*Objective*.
Go through the entries below and collect each line with the string "icon" in it.

(Collected data)
━━━━━━

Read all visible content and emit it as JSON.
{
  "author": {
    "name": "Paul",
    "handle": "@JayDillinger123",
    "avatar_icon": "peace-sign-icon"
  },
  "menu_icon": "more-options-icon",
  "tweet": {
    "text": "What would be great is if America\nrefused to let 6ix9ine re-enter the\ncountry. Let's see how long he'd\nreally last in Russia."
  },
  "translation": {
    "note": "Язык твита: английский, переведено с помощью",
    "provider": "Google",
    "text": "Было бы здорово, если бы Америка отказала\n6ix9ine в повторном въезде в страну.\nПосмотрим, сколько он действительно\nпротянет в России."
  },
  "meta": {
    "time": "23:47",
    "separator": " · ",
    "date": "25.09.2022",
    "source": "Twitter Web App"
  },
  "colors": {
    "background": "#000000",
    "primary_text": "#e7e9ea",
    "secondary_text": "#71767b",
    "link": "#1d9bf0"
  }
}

━━━━━━

*The response*.
    "avatar_icon": "peace-sign-icon"
  "menu_icon": "more-options-icon",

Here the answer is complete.